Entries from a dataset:
+---+

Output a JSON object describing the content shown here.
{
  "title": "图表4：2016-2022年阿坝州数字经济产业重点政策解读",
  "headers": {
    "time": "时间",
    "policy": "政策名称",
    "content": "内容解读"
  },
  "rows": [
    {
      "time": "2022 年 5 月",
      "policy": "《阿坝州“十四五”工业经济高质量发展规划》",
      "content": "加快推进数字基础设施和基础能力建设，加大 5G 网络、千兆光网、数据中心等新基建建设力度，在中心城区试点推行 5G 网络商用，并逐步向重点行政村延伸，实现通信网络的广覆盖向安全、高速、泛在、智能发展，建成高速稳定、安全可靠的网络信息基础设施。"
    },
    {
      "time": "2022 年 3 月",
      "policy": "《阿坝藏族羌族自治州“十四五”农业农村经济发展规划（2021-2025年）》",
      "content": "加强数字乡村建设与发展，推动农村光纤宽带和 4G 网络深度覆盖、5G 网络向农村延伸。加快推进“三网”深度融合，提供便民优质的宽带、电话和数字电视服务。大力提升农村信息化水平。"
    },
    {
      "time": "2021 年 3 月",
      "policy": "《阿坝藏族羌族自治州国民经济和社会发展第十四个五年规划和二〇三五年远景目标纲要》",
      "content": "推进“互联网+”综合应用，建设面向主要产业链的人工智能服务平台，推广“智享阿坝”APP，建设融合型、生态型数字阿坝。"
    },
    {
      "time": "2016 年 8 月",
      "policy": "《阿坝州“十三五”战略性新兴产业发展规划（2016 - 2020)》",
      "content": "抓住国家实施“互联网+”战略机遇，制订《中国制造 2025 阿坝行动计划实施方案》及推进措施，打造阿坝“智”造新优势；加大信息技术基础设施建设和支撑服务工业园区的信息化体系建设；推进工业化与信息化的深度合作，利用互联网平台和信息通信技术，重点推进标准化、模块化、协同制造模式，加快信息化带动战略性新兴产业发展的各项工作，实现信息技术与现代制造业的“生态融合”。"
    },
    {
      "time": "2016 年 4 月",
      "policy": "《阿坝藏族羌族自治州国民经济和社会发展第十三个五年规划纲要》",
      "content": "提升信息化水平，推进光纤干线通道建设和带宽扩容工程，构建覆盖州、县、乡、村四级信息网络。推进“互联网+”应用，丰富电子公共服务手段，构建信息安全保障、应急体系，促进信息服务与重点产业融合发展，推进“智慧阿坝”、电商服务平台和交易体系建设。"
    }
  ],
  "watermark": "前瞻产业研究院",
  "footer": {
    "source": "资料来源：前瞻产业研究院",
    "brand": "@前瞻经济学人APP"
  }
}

+---+

GIVEN REQUEST: Reproduce the records above exactly.

EXPECTED ANSWER:
Output a JSON object describing the content shown here.
{
  "title": "图表4：2016-2022年阿坝州数字经济产业重点政策解读",
  "headers": {
    "time": "时间",
    "policy": "政策名称",
    "content": "内容解读"
  },
  "rows": [
    {
      "time": "2022 年 5 月",
      "policy": "《阿坝州“十四五”工业经济高质量发展规划》",
      "content": "加快推进数字基础设施和基础能力建设，加大 5G 网络、千兆光网、数据中心等新基建建设力度，在中心城区试点推行 5G 网络商用，并逐步向重点行政村延伸，实现通信网络的广覆盖向安全、高速、泛在、智能发展，建成高速稳定、安全可靠的网络信息基础设施。"
    },
    {
      "time": "2022 年 3 月",
      "policy": "《阿坝藏族羌族自治州“十四五”农业农村经济发展规划（2021-2025年）》",
      "content": "加强数字乡村建设与发展，推动农村光纤宽带和 4G 网络深度覆盖、5G 网络向农村延伸。加快推进“三网”深度融合，提供便民优质的宽带、电话和数字电视服务。大力提升农村信息化水平。"
    },
    {
      "time": "2021 年 3 月",
      "policy": "《阿坝藏族羌族自治州国民经济和社会发展第十四个五年规划和二〇三五年远景目标纲要》",
      "content": "推进“互联网+”综合应用，建设面向主要产业链的人工智能服务平台，推广“智享阿坝”APP，建设融合型、生态型数字阿坝。"
    },
    {
      "time": "2016 年 8 月",
      "policy": "《阿坝州“十三五”战略性新兴产业发展规划（2016 - 2020)》",
      "content": "抓住国家实施“互联网+”战略机遇，制订《中国制造 2025 阿坝行动计划实施方案》及推进措施，打造阿坝“智”造新优势；加大信息技术基础设施建设和支撑服务工业园区的信息化体系建设；推进工业化与信息化的深度合作，利用互联网平台和信息通信技术，重点推进标准化、模块化、协同制造模式，加快信息化带动战略性新兴产业发展的各项工作，实现信息技术与现代制造业的“生态融合”。"
    },
    {
      "time": "2016 年 4 月",
      "policy": "《阿坝藏族羌族自治州国民经济和社会发展第十三个五年规划纲要》",
      "content": "提升信息化水平，推进光纤干线通道建设和带宽扩容工程，构建覆盖州、县、乡、村四级信息网络。推进“互联网+”应用，丰富电子公共服务手段，构建信息安全保障、应急体系，促进信息服务与重点产业融合发展，推进“智慧阿坝”、电商服务平台和交易体系建设。"
    }
  ],
  "watermark": "前瞻产业研究院",
  "footer": {
    "source": "资料来源：前瞻产业研究院",
    "brand": "@前瞻经济学人APP"
  }
}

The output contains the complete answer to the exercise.